Can you switch "Bella" to "Unknown" throughout the stretch of records from the start through the line containing "new-button[interactable]: New: [1243, 317, 1272, 331]", keeping everything else unchanged? Return only those lines.

Layout coordinate data
◆ ◆ ◆

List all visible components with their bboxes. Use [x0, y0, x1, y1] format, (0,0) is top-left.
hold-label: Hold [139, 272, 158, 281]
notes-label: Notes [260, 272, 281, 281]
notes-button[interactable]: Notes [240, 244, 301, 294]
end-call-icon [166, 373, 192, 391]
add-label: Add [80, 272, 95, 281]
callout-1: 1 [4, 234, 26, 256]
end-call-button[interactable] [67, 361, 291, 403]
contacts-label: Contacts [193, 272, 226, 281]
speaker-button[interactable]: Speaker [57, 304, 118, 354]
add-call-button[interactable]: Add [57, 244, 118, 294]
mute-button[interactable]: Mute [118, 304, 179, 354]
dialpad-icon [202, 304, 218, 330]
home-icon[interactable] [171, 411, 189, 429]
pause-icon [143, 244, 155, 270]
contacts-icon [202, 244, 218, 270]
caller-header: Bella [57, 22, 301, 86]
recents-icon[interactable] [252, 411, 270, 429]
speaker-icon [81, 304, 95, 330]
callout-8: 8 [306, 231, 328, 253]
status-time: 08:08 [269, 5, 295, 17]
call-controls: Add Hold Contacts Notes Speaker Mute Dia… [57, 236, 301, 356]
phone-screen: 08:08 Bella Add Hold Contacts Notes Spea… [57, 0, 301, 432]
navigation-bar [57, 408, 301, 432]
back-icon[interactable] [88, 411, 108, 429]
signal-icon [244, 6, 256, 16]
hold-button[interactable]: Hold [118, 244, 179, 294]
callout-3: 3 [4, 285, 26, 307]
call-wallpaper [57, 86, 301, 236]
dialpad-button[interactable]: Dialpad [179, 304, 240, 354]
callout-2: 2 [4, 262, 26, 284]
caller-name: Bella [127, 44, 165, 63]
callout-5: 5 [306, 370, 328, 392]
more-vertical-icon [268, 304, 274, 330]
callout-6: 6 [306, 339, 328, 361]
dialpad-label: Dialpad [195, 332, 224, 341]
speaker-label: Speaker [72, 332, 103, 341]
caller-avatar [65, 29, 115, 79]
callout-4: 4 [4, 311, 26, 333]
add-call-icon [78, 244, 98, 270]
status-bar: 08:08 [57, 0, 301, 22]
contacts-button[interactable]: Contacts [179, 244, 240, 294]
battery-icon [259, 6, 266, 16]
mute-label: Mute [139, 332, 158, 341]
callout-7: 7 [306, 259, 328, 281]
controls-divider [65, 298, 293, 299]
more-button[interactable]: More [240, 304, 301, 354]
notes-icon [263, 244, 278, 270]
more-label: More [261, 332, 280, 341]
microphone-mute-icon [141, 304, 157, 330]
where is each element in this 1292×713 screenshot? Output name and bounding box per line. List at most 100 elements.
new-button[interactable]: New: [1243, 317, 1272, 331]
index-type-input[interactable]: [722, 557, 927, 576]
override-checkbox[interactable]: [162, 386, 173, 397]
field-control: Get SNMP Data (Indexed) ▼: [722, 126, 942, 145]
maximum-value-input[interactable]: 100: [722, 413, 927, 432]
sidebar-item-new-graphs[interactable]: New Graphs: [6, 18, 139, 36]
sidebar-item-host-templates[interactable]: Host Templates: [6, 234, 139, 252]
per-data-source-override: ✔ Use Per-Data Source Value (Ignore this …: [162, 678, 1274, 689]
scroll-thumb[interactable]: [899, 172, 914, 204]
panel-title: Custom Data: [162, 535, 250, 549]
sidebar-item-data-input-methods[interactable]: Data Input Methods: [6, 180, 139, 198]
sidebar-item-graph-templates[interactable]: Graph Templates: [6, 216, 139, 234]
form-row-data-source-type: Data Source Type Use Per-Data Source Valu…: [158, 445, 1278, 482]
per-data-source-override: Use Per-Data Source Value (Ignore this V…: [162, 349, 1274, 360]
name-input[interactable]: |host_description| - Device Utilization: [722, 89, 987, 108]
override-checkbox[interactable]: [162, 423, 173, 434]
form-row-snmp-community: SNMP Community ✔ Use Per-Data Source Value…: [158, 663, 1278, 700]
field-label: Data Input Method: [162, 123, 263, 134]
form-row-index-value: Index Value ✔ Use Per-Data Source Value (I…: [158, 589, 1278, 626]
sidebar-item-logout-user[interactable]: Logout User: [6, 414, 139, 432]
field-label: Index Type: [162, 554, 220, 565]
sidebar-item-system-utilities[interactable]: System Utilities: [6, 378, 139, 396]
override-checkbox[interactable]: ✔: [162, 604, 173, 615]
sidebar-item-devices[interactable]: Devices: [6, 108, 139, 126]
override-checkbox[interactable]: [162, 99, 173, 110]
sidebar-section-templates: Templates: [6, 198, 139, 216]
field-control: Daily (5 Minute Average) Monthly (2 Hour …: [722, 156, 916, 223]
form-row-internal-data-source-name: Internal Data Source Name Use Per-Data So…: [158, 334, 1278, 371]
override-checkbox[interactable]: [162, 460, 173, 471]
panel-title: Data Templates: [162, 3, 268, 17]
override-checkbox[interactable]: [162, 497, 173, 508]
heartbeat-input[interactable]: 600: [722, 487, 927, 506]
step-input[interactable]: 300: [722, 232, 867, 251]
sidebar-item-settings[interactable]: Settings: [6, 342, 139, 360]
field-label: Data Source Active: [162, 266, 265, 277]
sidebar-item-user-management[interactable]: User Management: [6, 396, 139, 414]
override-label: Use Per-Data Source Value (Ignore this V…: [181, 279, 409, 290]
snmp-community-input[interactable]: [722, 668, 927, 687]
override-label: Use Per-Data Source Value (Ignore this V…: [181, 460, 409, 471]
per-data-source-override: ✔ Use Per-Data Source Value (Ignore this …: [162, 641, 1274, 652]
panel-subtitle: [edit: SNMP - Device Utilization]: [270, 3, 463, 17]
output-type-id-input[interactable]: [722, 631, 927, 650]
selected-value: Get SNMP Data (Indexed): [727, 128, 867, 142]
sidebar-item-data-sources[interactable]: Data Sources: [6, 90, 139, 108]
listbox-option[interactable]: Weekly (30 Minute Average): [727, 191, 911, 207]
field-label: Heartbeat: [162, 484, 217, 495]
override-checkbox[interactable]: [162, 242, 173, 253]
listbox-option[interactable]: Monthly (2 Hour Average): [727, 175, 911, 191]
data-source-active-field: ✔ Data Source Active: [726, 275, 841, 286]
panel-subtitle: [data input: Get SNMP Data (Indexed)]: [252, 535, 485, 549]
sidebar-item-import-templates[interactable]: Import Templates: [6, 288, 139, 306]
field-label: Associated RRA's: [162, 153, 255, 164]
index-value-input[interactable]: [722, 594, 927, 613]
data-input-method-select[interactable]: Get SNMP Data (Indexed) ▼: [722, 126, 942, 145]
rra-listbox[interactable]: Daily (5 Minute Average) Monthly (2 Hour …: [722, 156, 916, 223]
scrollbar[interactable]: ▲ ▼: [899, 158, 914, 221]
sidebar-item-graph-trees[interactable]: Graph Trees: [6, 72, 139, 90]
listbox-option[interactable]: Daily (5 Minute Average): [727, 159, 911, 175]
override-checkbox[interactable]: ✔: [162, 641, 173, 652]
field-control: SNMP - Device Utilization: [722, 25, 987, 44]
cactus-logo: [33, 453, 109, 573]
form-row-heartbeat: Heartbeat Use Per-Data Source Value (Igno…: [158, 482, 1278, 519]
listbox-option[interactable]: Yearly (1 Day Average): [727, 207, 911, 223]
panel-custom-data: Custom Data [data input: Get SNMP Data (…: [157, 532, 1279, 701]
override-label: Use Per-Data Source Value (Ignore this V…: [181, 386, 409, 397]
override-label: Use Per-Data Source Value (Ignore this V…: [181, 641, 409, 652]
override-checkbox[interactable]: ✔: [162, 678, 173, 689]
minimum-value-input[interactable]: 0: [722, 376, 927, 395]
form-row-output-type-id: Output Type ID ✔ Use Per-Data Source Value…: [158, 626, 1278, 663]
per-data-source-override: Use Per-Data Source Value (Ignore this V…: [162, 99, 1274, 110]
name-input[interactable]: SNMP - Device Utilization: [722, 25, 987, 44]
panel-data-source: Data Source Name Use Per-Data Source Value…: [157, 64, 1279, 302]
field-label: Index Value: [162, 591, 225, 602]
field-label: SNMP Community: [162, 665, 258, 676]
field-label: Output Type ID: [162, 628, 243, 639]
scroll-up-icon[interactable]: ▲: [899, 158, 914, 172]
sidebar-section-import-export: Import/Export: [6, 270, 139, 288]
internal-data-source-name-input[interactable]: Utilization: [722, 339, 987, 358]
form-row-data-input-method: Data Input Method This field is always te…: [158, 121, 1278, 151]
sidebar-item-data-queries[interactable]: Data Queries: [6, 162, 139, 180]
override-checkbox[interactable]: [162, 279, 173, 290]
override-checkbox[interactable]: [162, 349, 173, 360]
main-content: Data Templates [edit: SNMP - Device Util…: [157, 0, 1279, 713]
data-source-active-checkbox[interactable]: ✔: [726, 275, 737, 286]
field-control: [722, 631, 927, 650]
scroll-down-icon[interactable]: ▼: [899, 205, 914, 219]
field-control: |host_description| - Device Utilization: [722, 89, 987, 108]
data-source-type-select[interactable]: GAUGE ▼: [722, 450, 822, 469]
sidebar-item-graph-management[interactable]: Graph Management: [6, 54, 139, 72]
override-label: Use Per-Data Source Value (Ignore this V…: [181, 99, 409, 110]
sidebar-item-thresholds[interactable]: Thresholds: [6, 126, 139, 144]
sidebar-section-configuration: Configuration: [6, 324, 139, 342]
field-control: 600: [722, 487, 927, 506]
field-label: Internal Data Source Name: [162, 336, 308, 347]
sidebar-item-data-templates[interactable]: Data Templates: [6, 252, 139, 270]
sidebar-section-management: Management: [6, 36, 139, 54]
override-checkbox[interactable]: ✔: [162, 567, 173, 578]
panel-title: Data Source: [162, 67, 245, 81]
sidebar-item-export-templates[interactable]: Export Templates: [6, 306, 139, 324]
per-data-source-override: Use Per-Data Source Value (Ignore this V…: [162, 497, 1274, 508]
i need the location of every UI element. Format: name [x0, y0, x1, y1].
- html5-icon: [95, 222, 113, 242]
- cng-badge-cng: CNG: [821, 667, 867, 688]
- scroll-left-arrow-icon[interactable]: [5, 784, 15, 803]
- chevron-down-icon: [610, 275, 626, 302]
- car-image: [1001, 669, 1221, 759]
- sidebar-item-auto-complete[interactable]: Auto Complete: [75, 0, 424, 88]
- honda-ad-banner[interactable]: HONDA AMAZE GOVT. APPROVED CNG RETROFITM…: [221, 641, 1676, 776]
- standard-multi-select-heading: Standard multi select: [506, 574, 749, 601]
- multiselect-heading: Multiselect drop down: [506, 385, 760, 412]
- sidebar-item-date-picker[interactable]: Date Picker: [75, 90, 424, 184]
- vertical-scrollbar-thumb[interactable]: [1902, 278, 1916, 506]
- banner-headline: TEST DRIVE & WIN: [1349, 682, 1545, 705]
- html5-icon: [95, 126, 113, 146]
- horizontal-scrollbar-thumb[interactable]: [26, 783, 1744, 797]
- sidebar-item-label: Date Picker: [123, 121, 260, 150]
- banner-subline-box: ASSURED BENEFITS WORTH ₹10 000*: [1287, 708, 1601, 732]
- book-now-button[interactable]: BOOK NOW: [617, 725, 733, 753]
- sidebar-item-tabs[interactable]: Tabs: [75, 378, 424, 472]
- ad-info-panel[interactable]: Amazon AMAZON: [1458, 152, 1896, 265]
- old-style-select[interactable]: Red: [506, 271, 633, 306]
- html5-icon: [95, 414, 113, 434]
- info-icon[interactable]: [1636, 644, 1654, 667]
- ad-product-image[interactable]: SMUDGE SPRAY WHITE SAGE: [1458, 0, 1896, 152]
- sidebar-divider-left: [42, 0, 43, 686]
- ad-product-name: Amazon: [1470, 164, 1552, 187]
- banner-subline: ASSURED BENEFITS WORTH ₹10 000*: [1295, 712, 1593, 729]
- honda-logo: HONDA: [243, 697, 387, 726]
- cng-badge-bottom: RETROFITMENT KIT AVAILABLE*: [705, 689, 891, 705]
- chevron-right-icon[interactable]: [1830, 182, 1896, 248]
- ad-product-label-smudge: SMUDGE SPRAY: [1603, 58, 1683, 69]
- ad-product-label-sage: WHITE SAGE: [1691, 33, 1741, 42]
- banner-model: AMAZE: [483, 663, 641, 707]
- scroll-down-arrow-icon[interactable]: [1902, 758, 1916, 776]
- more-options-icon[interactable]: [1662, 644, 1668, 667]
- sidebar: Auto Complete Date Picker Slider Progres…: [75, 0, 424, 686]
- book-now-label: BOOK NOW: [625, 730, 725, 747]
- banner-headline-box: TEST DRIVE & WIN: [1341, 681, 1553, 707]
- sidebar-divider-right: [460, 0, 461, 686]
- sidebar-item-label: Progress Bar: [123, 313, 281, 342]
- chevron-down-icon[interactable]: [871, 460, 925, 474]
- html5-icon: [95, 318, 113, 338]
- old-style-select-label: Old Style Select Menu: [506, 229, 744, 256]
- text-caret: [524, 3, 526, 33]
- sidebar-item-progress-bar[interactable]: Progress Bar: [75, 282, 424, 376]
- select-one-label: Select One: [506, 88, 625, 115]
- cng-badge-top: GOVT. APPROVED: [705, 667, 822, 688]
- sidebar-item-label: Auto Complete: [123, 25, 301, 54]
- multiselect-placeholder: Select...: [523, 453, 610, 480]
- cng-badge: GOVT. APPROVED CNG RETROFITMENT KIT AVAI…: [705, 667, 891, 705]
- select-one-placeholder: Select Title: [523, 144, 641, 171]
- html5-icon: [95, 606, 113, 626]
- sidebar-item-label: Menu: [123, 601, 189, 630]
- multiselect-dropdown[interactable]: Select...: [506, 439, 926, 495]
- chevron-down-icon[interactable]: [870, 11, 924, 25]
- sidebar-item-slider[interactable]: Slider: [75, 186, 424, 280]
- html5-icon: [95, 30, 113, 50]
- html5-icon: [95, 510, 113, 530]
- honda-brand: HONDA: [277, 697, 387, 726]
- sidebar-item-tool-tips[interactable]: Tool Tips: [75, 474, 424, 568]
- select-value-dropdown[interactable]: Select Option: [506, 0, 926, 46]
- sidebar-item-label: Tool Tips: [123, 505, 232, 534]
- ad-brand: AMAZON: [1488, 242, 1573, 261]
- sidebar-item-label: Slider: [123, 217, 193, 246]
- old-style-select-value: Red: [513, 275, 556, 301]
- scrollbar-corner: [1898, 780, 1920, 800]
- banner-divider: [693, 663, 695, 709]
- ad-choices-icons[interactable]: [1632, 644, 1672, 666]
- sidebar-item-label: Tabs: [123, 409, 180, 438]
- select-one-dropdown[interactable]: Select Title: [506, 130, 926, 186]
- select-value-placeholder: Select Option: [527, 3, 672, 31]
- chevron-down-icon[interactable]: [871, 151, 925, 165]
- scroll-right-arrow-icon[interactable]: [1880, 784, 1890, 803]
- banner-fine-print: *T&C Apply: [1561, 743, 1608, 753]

◆ ◆ ◆

**Response to this task:**
List all visible components with their bboxes. Use [x0, y0, x1, y1] format, (0,0) is top-left.
hold-label: Hold [139, 272, 158, 281]
notes-label: Notes [260, 272, 281, 281]
notes-button[interactable]: Notes [240, 244, 301, 294]
end-call-icon [166, 373, 192, 391]
add-label: Add [80, 272, 95, 281]
callout-1: 1 [4, 234, 26, 256]
end-call-button[interactable] [67, 361, 291, 403]
contacts-label: Contacts [193, 272, 226, 281]
speaker-button[interactable]: Speaker [57, 304, 118, 354]
add-call-button[interactable]: Add [57, 244, 118, 294]
mute-button[interactable]: Mute [118, 304, 179, 354]
dialpad-icon [202, 304, 218, 330]
home-icon[interactable] [171, 411, 189, 429]
pause-icon [143, 244, 155, 270]
contacts-icon [202, 244, 218, 270]
caller-header: Unknown [57, 22, 301, 86]
recents-icon[interactable] [252, 411, 270, 429]
speaker-icon [81, 304, 95, 330]
callout-8: 8 [306, 231, 328, 253]
status-time: 08:08 [269, 5, 295, 17]
call-controls: Add Hold Contacts Notes Speaker Mute Dia… [57, 236, 301, 356]
phone-screen: 08:08 Unknown Add Hold Contacts Notes Spea… [57, 0, 301, 432]
navigation-bar [57, 408, 301, 432]
back-icon[interactable] [88, 411, 108, 429]
signal-icon [244, 6, 256, 16]
hold-button[interactable]: Hold [118, 244, 179, 294]
callout-3: 3 [4, 285, 26, 307]
call-wallpaper [57, 86, 301, 236]
dialpad-button[interactable]: Dialpad [179, 304, 240, 354]
callout-2: 2 [4, 262, 26, 284]
caller-name: Unknown [127, 44, 165, 63]
callout-5: 5 [306, 370, 328, 392]
more-vertical-icon [268, 304, 274, 330]
callout-6: 6 [306, 339, 328, 361]
dialpad-label: Dialpad [195, 332, 224, 341]
speaker-label: Speaker [72, 332, 103, 341]
caller-avatar [65, 29, 115, 79]
callout-4: 4 [4, 311, 26, 333]
add-call-icon [78, 244, 98, 270]
status-bar: 08:08 [57, 0, 301, 22]
contacts-button[interactable]: Contacts [179, 244, 240, 294]
battery-icon [259, 6, 266, 16]
mute-label: Mute [139, 332, 158, 341]
callout-7: 7 [306, 259, 328, 281]
controls-divider [65, 298, 293, 299]
more-button[interactable]: More [240, 304, 301, 354]
notes-icon [263, 244, 278, 270]
more-label: More [261, 332, 280, 341]
microphone-mute-icon [141, 304, 157, 330]
where is each element in this 1292×713 screenshot? Output name and bounding box per line. List at most 100 elements.
new-button[interactable]: New: [1243, 317, 1272, 331]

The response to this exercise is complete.